Data items:
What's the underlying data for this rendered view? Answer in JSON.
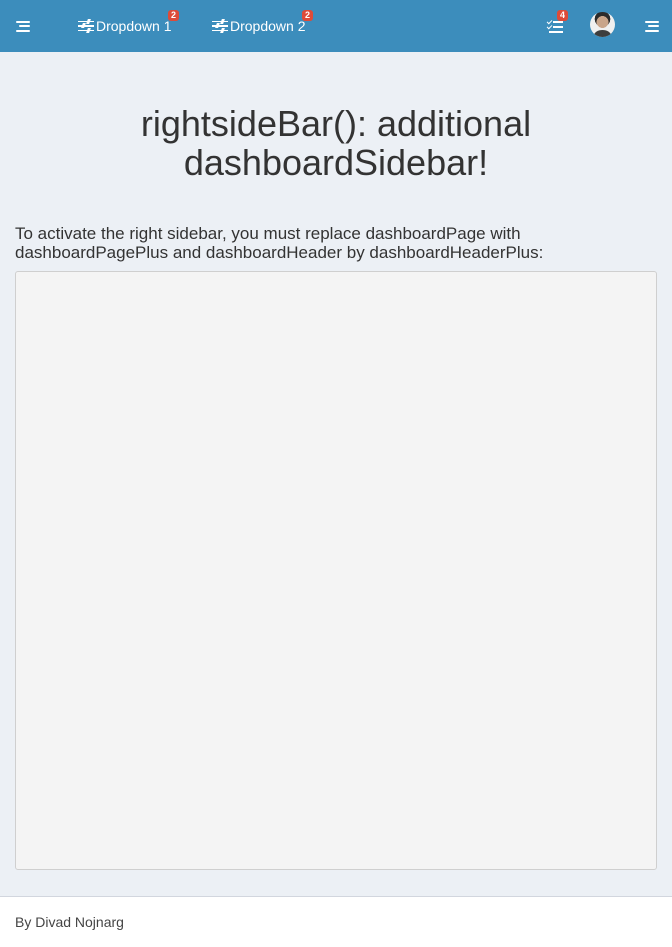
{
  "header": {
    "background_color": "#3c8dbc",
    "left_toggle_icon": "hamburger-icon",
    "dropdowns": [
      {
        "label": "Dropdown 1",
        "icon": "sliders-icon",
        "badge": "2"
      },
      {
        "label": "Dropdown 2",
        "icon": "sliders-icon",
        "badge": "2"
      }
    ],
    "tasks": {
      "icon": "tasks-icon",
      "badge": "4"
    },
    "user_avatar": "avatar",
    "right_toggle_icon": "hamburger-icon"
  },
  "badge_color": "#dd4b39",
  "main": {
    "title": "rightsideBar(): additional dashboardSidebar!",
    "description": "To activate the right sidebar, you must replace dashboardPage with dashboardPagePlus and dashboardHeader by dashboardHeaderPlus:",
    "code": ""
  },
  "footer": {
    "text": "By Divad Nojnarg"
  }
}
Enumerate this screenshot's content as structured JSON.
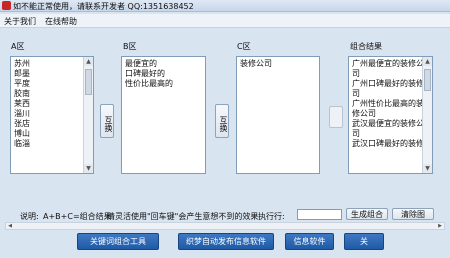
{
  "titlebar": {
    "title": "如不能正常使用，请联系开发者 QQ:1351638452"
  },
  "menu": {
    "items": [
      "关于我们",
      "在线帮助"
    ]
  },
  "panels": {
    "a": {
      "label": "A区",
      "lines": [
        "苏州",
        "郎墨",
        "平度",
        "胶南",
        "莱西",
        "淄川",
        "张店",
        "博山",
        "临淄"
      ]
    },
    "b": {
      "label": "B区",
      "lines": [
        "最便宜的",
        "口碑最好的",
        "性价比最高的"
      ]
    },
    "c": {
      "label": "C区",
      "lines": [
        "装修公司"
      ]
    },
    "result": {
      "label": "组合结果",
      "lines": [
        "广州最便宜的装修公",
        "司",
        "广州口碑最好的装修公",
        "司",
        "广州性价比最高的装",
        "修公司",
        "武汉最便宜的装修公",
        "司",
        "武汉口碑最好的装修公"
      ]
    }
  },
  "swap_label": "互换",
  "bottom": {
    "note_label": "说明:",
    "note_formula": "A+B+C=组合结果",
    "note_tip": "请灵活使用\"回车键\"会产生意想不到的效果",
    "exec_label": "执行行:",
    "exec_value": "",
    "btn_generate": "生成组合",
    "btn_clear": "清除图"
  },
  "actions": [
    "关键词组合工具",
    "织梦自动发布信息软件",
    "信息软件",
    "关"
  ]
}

EXERCISE TASK: Repeat the preceding records precisely, and leave every picture out of the copy.

REPLY TO THE TASK:
What's the underlying data for this rendered view? Answer in JSON.
{
  "header": {
    "background_color": "#3c8dbc",
    "left_toggle_icon": "hamburger-icon",
    "dropdowns": [
      {
        "label": "Dropdown 1",
        "icon": "sliders-icon",
        "badge": "2"
      },
      {
        "label": "Dropdown 2",
        "icon": "sliders-icon",
        "badge": "2"
      }
    ],
    "tasks": {
      "icon": "tasks-icon",
      "badge": "4"
    },
    "user_avatar": "avatar",
    "right_toggle_icon": "hamburger-icon"
  },
  "badge_color": "#dd4b39",
  "main": {
    "title": "rightsideBar(): additional dashboardSidebar!",
    "description": "To activate the right sidebar, you must replace dashboardPage with dashboardPagePlus and dashboardHeader by dashboardHeaderPlus:",
    "code": ""
  },
  "footer": {
    "text": "By Divad Nojnarg"
  }
}
Enumerate this screenshot's content as structured JSON.
{
  "titlebar": {
    "title": "如不能正常使用，请联系开发者 QQ:1351638452"
  },
  "menu": {
    "items": [
      "关于我们",
      "在线帮助"
    ]
  },
  "panels": {
    "a": {
      "label": "A区",
      "lines": [
        "苏州",
        "郎墨",
        "平度",
        "胶南",
        "莱西",
        "淄川",
        "张店",
        "博山",
        "临淄"
      ]
    },
    "b": {
      "label": "B区",
      "lines": [
        "最便宜的",
        "口碑最好的",
        "性价比最高的"
      ]
    },
    "c": {
      "label": "C区",
      "lines": [
        "装修公司"
      ]
    },
    "result": {
      "label": "组合结果",
      "lines": [
        "广州最便宜的装修公",
        "司",
        "广州口碑最好的装修公",
        "司",
        "广州性价比最高的装",
        "修公司",
        "武汉最便宜的装修公",
        "司",
        "武汉口碑最好的装修公"
      ]
    }
  },
  "swap_label": "互换",
  "bottom": {
    "note_label": "说明:",
    "note_formula": "A+B+C=组合结果",
    "note_tip": "请灵活使用\"回车键\"会产生意想不到的效果",
    "exec_label": "执行行:",
    "exec_value": "",
    "btn_generate": "生成组合",
    "btn_clear": "清除图"
  },
  "actions": [
    "关键词组合工具",
    "织梦自动发布信息软件",
    "信息软件",
    "关"
  ]
}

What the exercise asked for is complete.